> TASK STATEMENT
Compile every line that includes the word "resultat".

> GIVEN RECORDS
#####
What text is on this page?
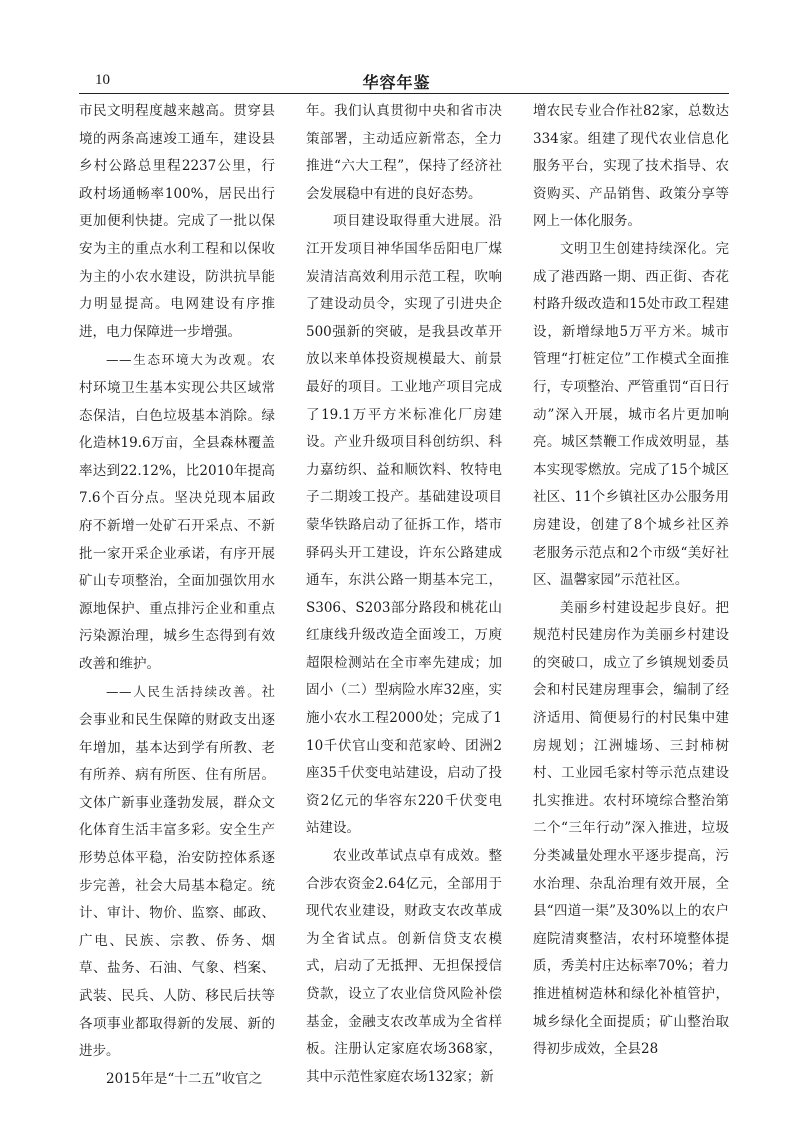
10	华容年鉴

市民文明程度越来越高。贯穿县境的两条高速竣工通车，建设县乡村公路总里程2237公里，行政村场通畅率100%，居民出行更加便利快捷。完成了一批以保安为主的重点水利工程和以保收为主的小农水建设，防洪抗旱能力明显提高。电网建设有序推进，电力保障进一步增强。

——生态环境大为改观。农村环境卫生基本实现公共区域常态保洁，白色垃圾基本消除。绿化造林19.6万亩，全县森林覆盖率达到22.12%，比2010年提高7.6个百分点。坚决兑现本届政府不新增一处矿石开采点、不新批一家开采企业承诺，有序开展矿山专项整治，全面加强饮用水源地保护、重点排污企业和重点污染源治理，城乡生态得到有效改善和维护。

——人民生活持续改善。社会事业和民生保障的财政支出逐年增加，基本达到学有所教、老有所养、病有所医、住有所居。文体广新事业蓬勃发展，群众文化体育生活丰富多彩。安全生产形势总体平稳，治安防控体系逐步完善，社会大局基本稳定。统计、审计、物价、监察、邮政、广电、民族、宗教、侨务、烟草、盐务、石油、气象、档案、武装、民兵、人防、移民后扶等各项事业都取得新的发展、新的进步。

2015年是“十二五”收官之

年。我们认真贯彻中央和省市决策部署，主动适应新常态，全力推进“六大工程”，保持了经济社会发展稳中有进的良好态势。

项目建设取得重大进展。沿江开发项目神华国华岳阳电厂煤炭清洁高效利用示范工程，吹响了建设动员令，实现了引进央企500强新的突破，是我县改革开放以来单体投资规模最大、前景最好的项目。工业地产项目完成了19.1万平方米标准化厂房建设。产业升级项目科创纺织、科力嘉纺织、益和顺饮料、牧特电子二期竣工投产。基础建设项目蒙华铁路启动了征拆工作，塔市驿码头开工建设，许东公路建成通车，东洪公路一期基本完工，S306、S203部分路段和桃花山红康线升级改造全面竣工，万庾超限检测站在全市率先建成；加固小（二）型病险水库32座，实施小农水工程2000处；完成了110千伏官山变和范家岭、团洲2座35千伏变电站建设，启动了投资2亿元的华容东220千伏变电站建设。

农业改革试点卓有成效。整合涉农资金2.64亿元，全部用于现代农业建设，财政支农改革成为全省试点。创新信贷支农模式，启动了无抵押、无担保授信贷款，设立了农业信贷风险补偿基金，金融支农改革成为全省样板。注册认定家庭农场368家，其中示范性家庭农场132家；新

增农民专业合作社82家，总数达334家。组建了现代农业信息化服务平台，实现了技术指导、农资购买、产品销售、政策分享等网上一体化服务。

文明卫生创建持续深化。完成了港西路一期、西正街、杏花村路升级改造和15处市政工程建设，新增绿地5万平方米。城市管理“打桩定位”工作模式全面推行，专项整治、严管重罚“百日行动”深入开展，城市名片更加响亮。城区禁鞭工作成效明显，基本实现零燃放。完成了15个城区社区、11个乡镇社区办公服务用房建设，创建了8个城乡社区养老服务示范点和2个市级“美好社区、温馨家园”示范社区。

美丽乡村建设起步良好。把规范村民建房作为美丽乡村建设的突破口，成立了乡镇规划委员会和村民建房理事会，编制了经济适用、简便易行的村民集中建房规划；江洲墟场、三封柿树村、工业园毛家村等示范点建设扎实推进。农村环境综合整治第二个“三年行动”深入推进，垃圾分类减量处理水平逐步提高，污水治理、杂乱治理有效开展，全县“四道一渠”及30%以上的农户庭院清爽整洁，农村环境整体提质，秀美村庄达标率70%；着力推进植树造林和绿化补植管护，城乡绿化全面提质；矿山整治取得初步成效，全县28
#####
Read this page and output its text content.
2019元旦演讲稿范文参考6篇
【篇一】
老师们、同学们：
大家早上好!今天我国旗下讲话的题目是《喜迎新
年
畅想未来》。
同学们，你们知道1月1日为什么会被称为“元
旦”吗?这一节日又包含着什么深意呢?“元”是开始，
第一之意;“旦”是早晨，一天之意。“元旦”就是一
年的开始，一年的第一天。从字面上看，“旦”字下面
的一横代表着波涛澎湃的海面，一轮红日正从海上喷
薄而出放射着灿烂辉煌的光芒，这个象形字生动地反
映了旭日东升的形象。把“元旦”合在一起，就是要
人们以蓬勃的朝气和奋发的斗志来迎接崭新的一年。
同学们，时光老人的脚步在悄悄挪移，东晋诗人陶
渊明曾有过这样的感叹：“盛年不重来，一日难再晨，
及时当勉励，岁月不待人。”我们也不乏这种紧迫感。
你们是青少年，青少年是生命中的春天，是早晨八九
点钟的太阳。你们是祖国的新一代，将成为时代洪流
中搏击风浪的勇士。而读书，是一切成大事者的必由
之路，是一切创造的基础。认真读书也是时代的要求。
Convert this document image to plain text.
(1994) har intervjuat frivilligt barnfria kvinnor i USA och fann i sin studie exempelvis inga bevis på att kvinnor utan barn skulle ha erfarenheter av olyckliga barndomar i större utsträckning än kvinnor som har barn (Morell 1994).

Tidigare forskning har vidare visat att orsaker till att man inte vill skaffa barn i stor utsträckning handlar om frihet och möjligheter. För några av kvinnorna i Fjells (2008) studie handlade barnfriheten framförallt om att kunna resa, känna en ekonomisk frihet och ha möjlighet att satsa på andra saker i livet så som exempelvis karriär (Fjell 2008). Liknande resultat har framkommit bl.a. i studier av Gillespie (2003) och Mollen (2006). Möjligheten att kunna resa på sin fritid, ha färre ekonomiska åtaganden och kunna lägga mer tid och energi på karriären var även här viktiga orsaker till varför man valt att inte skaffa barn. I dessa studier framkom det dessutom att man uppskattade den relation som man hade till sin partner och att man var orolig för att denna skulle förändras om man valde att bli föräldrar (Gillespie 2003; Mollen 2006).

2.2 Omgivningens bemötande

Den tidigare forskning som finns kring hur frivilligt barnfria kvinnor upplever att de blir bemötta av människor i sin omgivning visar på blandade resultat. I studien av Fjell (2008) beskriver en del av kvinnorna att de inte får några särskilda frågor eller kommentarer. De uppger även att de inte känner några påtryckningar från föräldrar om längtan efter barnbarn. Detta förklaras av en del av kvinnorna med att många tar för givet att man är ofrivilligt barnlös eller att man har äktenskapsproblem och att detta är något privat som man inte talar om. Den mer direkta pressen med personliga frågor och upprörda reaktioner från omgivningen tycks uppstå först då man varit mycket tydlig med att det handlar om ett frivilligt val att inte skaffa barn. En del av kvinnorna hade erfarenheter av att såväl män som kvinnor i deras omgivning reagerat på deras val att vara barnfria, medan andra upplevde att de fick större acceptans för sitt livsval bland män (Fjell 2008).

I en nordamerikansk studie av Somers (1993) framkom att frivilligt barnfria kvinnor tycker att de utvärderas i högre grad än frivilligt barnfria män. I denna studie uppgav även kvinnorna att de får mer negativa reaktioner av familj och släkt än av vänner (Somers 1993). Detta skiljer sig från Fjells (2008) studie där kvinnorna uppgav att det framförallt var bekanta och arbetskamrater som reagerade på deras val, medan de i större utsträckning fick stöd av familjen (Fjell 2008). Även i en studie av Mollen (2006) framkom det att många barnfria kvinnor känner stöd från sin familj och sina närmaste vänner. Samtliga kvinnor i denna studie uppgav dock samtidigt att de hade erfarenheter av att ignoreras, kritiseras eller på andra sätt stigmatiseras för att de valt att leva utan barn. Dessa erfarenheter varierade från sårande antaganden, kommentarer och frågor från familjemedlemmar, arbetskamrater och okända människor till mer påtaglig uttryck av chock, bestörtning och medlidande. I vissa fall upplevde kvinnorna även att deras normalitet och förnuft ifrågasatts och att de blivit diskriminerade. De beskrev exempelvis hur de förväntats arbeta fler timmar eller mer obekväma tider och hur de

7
#####
> ANSWER FOR THE TASK
Tidigare forskning har vidare visat att orsaker till att man inte vill skaffa barn i stor utsträckning handlar om frihet och möjligheter. För några av kvinnorna i Fjells (2008) studie handlade barnfriheten framförallt om att kunna resa, känna en ekonomisk frihet och ha möjlighet att satsa på andra saker i livet så som exempelvis karriär (Fjell 2008). Liknande resultat har framkommit bl.a. i studier av Gillespie (2003) och Mollen (2006). Möjligheten att kunna resa på sin fritid, ha färre ekonomiska åtaganden och kunna lägga mer tid och energi på karriären var även här viktiga orsaker till varför man valt att inte skaffa barn. I dessa studier framkom det dessutom att man uppskattade den relation som man hade till sin partner och att man var orolig för att denna skulle förändras om man valde att bli föräldrar (Gillespie 2003; Mollen 2006).
Den tidigare forskning som finns kring hur frivilligt barnfria kvinnor upplever att de blir bemötta av människor i sin omgivning visar på blandade resultat. I studien av Fjell (2008) beskriver en del av kvinnorna att de inte får några särskilda frågor eller kommentarer. De uppger även att de inte känner några påtryckningar från föräldrar om längtan efter barnbarn. Detta förklaras av en del av kvinnorna med att många tar för givet att man är ofrivilligt barnlös eller att man har äktenskapsproblem och att detta är något privat som man inte talar om. Den mer direkta pressen med personliga frågor och upprörda reaktioner från omgivningen tycks uppstå först då man varit mycket tydlig med att det handlar om ett frivilligt val att inte skaffa barn. En del av kvinnorna hade erfarenheter av att såväl män som kvinnor i deras omgivning reagerat på deras val att vara barnfria, medan andra upplevde att de fick större acceptans för sitt livsval bland män (Fjell 2008).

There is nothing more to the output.